## Prompt
Where a line of the material contains the string "ἕνας", copy that line.

[START]

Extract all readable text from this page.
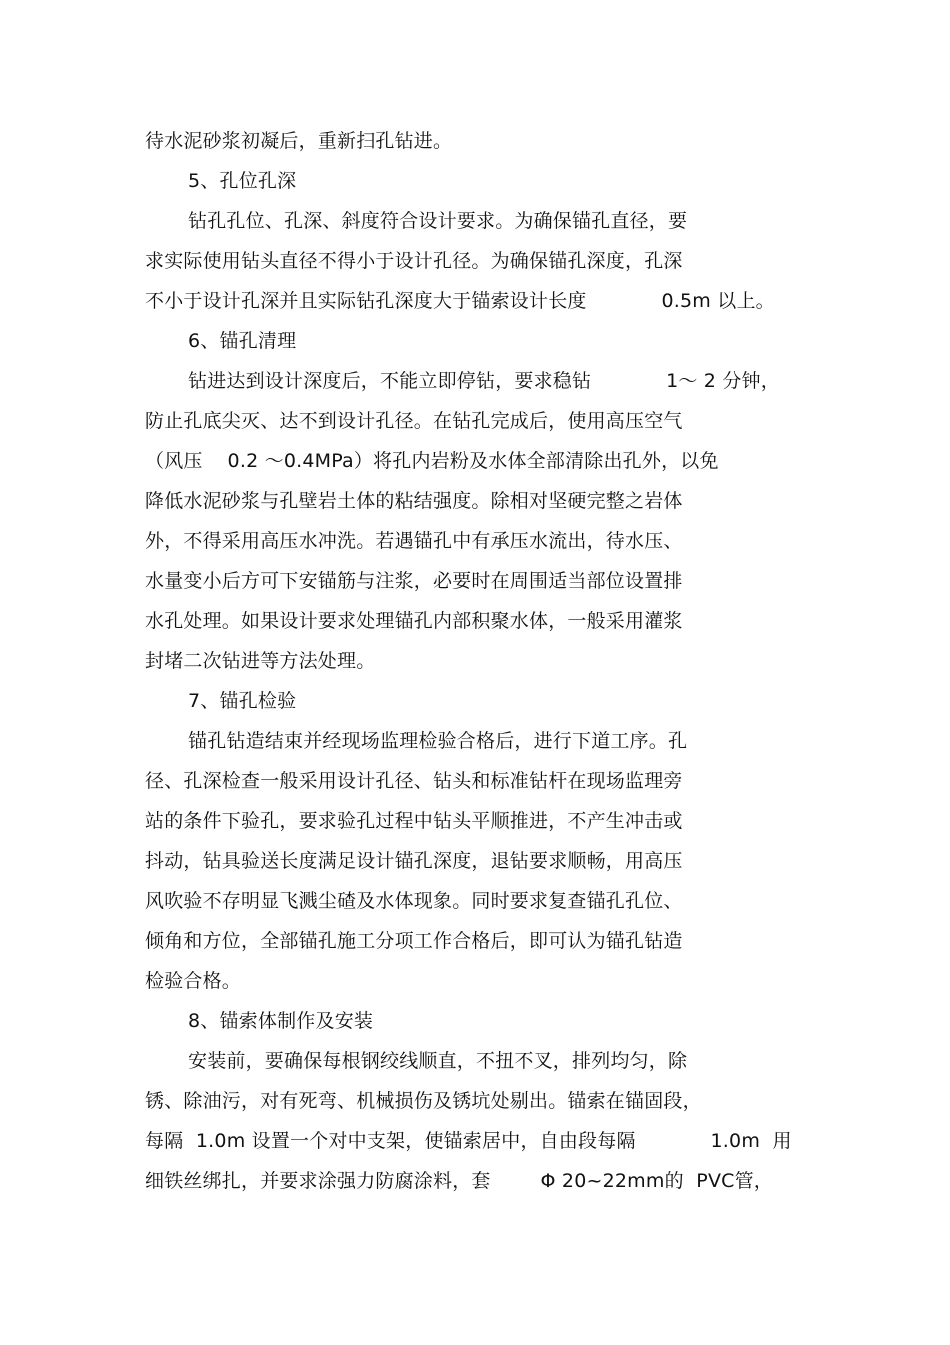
待水泥砂浆初凝后，重新扫孔钻进。
5、孔位孔深
钻孔孔位、孔深、斜度符合设计要求。为确保锚孔直径，要
求实际使用钻头直径不得小于设计孔径。为确保锚孔深度，孔深
不小于设计孔深并且实际钻孔深度大于锚索设计长度            0.5m 以上。
6、锚孔清理
钻进达到设计深度后，不能立即停钻，要求稳钻            1～ 2 分钟，
防止孔底尖灭、达不到设计孔径。在钻孔完成后，使用高压空气
（风压    0.2 ～0.4MPa）将孔内岩粉及水体全部清除出孔外，以免
降低水泥砂浆与孔壁岩土体的粘结强度。除相对坚硬完整之岩体
外，不得采用高压水冲洗。若遇锚孔中有承压水流出，待水压、
水量变小后方可下安锚筋与注浆，必要时在周围适当部位设置排
水孔处理。如果设计要求处理锚孔内部积聚水体，一般采用灌浆
封堵二次钻进等方法处理。
7、锚孔检验
锚孔钻造结束并经现场监理检验合格后，进行下道工序。孔
径、孔深检查一般采用设计孔径、钻头和标准钻杆在现场监理旁
站的条件下验孔，要求验孔过程中钻头平顺推进，不产生冲击或
抖动，钻具验送长度满足设计锚孔深度，退钻要求顺畅，用高压
风吹验不存明显飞溅尘碴及水体现象。同时要求复查锚孔孔位、
倾角和方位，全部锚孔施工分项工作合格后，即可认为锚孔钻造
检验合格。
8、锚索体制作及安装
安装前，要确保每根钢绞线顺直，不扭不叉，排列均匀，除
锈、除油污，对有死弯、机械损伤及锈坑处剔出。锚索在锚固段，
每隔  1.0m 设置一个对中支架，使锚索居中，自由段每隔            1.0m  用
细铁丝绑扎，并要求涂强力防腐涂料，套        Φ 20~22mm的  PVC管，
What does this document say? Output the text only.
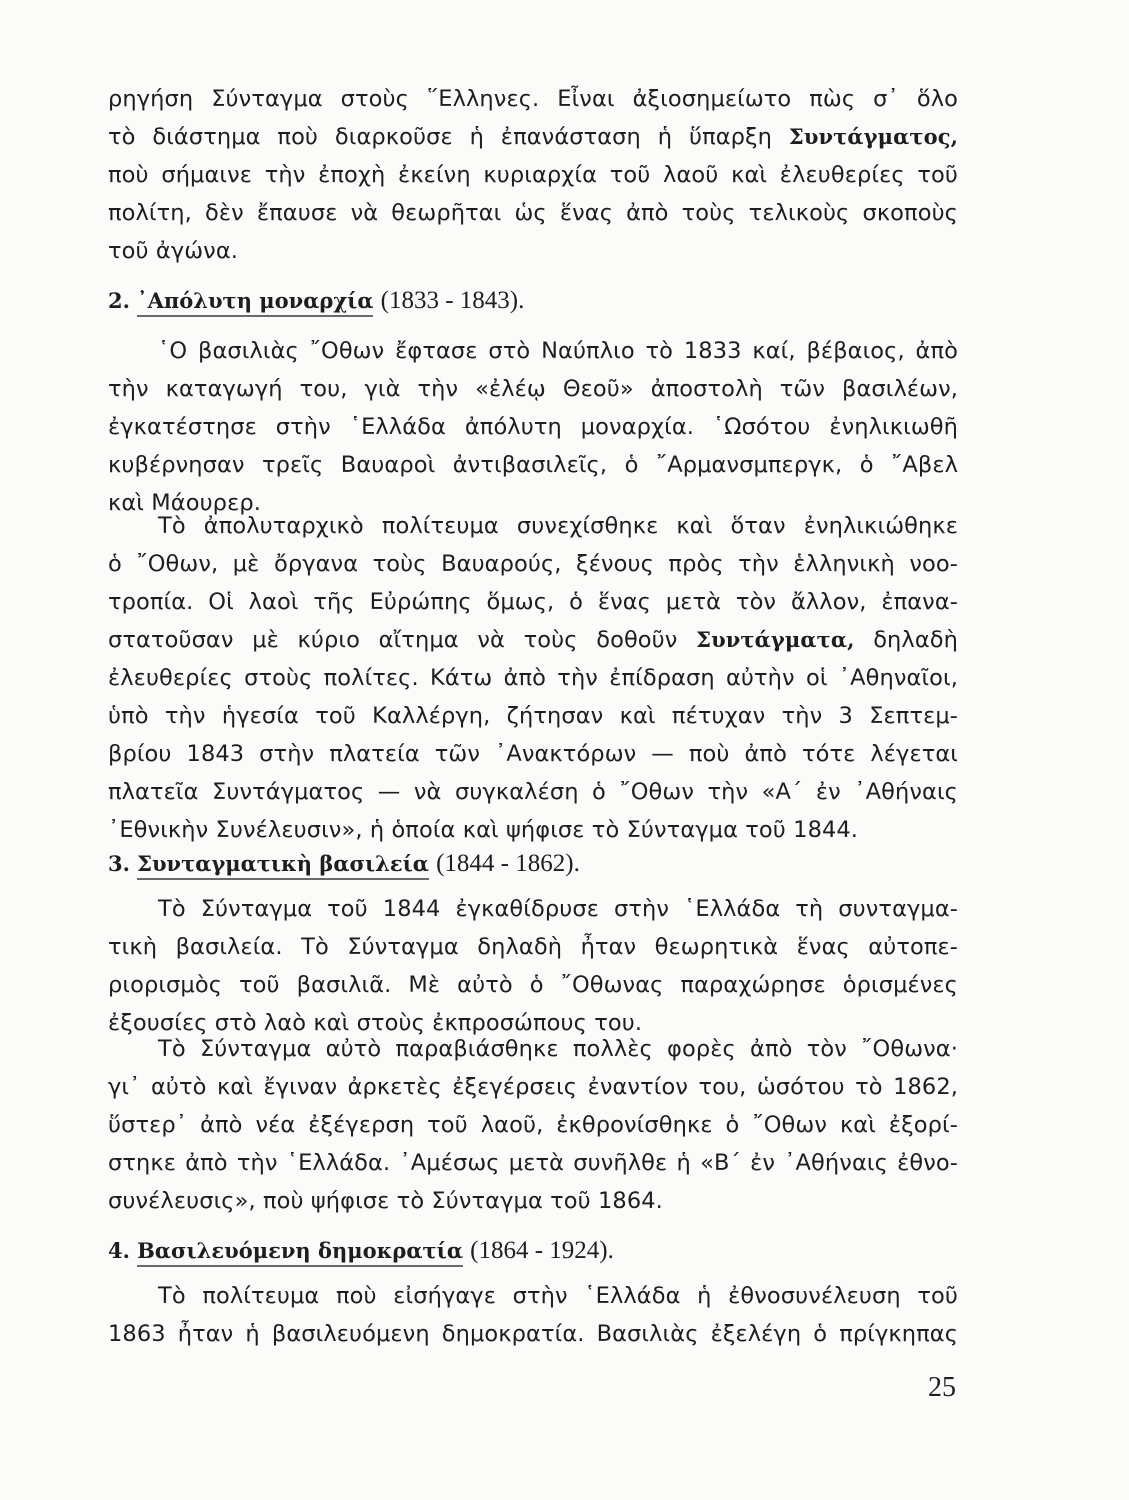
ρηγήση Σύνταγμα στοὺς ῞Ελληνες. Εἶναι ἀξιοσημείωτο πὼς σ᾽ ὅλο
τὸ διάστημα ποὺ διαρκοῦσε ἡ ἐπανάσταση ἡ ὕπαρξη Συντάγματος,
ποὺ σήμαινε τὴν ἐποχὴ ἐκείνη κυριαρχία τοῦ λαοῦ καὶ ἐλευθερίες τοῦ
πολίτη, δὲν ἔπαυσε νὰ θεωρῆται ὡς ἕνας ἀπὸ τοὺς τελικοὺς σκοποὺς
τοῦ ἀγώνα.
2. ᾽Απόλυτη μοναρχία (1833 - 1843).
῾Ο βασιλιὰς ῎Οθων ἔφτασε στὸ Ναύπλιο τὸ 1833 καί, βέβαιος, ἀπὸ
τὴν καταγωγή του, γιὰ τὴν «ἐλέῳ Θεοῦ» ἀποστολὴ τῶν βασιλέων,
ἐγκατέστησε στὴν ῾Ελλάδα ἀπόλυτη μοναρχία. ῾Ωσότου ἐνηλικιωθῆ
κυβέρνησαν τρεῖς Βαυαροὶ ἀντιβασιλεῖς, ὁ ῎Αρμανσμπεργκ, ὁ ῎Αβελ
καὶ Μάουρερ.
Τὸ ἀπολυταρχικὸ πολίτευμα συνεχίσθηκε καὶ ὅταν ἐνηλικιώθηκε
ὁ ῎Οθων, μὲ ὄργανα τοὺς Βαυαρούς, ξένους πρὸς τὴν ἑλληνικὴ νοο-
τροπία. Οἱ λαοὶ τῆς Εὐρώπης ὅμως, ὁ ἕνας μετὰ τὸν ἄλλον, ἐπανα-
στατοῦσαν μὲ κύριο αἴτημα νὰ τοὺς δοθοῦν Συντάγματα, δηλαδὴ
ἐλευθερίες στοὺς πολίτες. Κάτω ἀπὸ τὴν ἐπίδραση αὐτὴν οἱ ᾽Αθηναῖοι,
ὑπὸ τὴν ἡγεσία τοῦ Καλλέργη, ζήτησαν καὶ πέτυχαν τὴν 3 Σεπτεμ-
βρίου 1843 στὴν πλατεία τῶν ᾽Ανακτόρων — ποὺ ἀπὸ τότε λέγεται
πλατεῖα Συντάγματος — νὰ συγκαλέση ὁ ῎Οθων τὴν «Α´ ἐν ᾽Αθήναις
᾽Εθνικὴν Συνέλευσιν», ἡ ὁποία καὶ ψήφισε τὸ Σύνταγμα τοῦ 1844.
3. Συνταγματικὴ βασιλεία (1844 - 1862).
Τὸ Σύνταγμα τοῦ 1844 ἐγκαθίδρυσε στὴν ῾Ελλάδα τὴ συνταγμα-
τικὴ βασιλεία. Τὸ Σύνταγμα δηλαδὴ ἦταν θεωρητικὰ ἕνας αὐτοπε-
ριορισμὸς τοῦ βασιλιᾶ. Μὲ αὐτὸ ὁ ῎Οθωνας παραχώρησε ὁρισμένες
ἐξουσίες στὸ λαὸ καὶ στοὺς ἐκπροσώπους του.
Τὸ Σύνταγμα αὐτὸ παραβιάσθηκε πολλὲς φορὲς ἀπὸ τὸν ῎Οθωνα·
γι᾽ αὐτὸ καὶ ἔγιναν ἀρκετὲς ἐξεγέρσεις ἐναντίον του, ὡσότου τὸ 1862,
ὕστερ᾽ ἀπὸ νέα ἐξέγερση τοῦ λαοῦ, ἐκθρονίσθηκε ὁ ῎Οθων καὶ ἐξορί-
στηκε ἀπὸ τὴν ῾Ελλάδα. ᾽Αμέσως μετὰ συνῆλθε ἡ «Β´ ἐν ᾽Αθήναις ἐθνο-
συνέλευσις», ποὺ ψήφισε τὸ Σύνταγμα τοῦ 1864.
4. Βασιλευόμενη δημοκρατία (1864 - 1924).
Τὸ πολίτευμα ποὺ εἰσήγαγε στὴν ῾Ελλάδα ἡ ἐθνοσυνέλευση τοῦ
1863 ἦταν ἡ βασιλευόμενη δημοκρατία. Βασιλιὰς ἐξελέγη ὁ πρίγκηπας
25
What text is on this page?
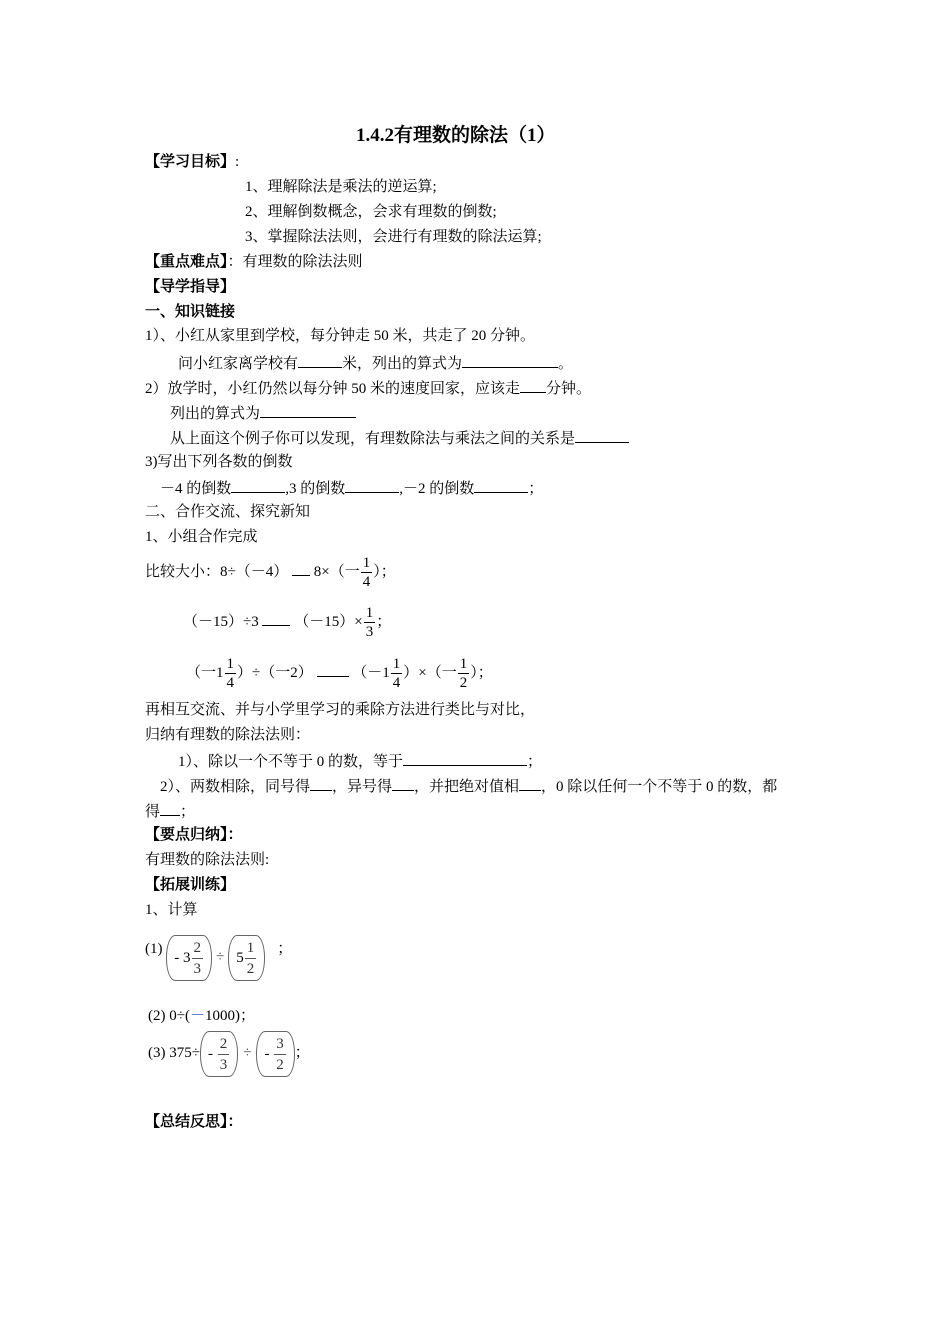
1.4.2有理数的除法（1）
【学习目标】:
1、理解除法是乘法的逆运算;
2、理解倒数概念，会求有理数的倒数;
3、掌握除法法则，会进行有理数的除法运算;
【重点难点】：有理数的除法法则
【导学指导】
一、知识链接
1）、小红从家里到学校，每分钟走 50 米，共走了 20 分钟。
问小红家离学校有	米，列出的算式为	。
2）放学时，小红仍然以每分钟 50 米的速度回家，应该走 分钟。
列出的算式为
从上面这个例子你可以发现，有理数除法与乘法之间的关系是
3)写出下列各数的倒数
－4 的倒数	,3 的倒数	,－2 的倒数	；
二、合作交流、探究新知
1、小组合作完成
比较大小：8÷（－4） 8×（一 $\frac{1}{4}$ ）；
（－15）÷3 $(-15)\times \frac{1}{3}$ ；
（一$1 \frac{1}{4}$ ）÷（一2）	（$-1 \frac{1}{4}$ ）×（一 $\frac{1}{2}$ ）；
再相互交流、并与小学里学习的乘除方法进行类比与对比，
归纳有理数的除法法则：
1）、除以一个不等于 0 的数，等于	；
2）、两数相除，同号得 ，异号得 ，并把绝对值相 ，0 除以任何一个不等于 0 的数，都
得 ；
【要点归纳】：
有理数的除法法则:
【拓展训练】
1、计算
$(1) - 3 \frac{2}{3} \div 5 \frac{1}{2}$ ；
(2) 0÷(－1000)；
(3) $375\div - \frac{2}{3}$ ÷ - $\frac{3}{2}$ ；
【总结反思】：
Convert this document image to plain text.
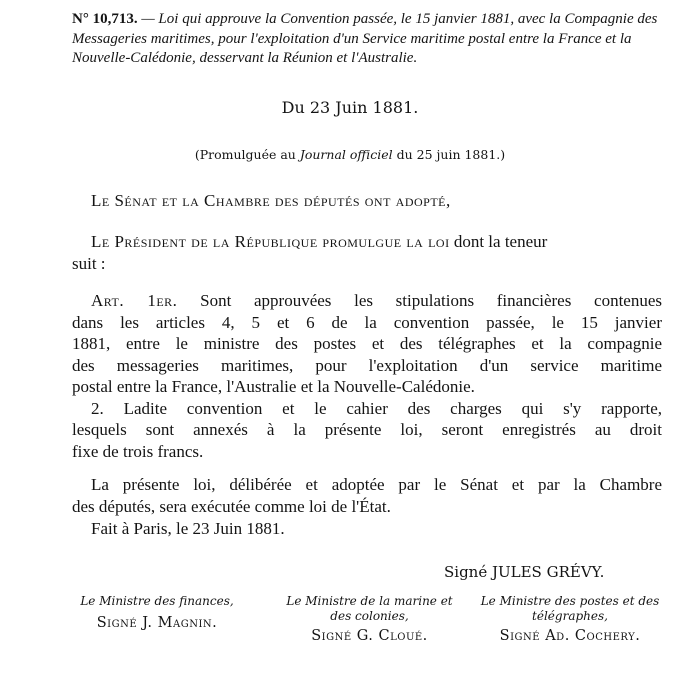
N° 10,713. — Loi qui approuve la Convention passée, le 15 janvier 1881, avec la Compagnie des Messageries maritimes, pour l'exploitation d'un Service maritime postal entre la France et la Nouvelle-Calédonie, desservant la Réunion et l'Australie.
Du 23 Juin 1881.
(Promulguée au Journal officiel du 25 juin 1881.)
Le Sénat et la Chambre des députés ont adopté,
Le Président de la République promulgue la loi dont la teneur
suit :

Art. 1er. Sont approuvées les stipulations financières contenues

dans les articles 4, 5 et 6 de la convention passée, le 15 janvier

1881, entre le ministre des postes et des télégraphes et la compagnie

des messageries maritimes, pour l'exploitation d'un service maritime

postal entre la France, l'Australie et la Nouvelle-Calédonie.

2. Ladite convention et le cahier des charges qui s'y rapporte,

lesquels sont annexés à la présente loi, seront enregistrés au droit

fixe de trois francs.

La présente loi, délibérée et adoptée par le Sénat et par la Chambre

des députés, sera exécutée comme loi de l'État.

Fait à Paris, le 23 Juin 1881.
Signé JULES GRÉVY.
Le Ministre des finances,	Le Ministre de la marine et des colonies,
Le Ministre des postes et des télégraphes,
Signé J. Magnin.
Signé G. Cloué.	Signé Ad. Cochery.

[END]

## Solution to this problem
πολίτη, δὲν ἔπαυσε νὰ θεωρῆται ὡς ἕνας ἀπὸ τοὺς τελικοὺς σκοποὺς
τροπία. Οἱ λαοὶ τῆς Εὐρώπης ὅμως, ὁ ἕνας μετὰ τὸν ἄλλον, ἐπανα-
τικὴ βασιλεία. Τὸ Σύνταγμα δηλαδὴ ἦταν θεωρητικὰ ἕνας αὐτοπε-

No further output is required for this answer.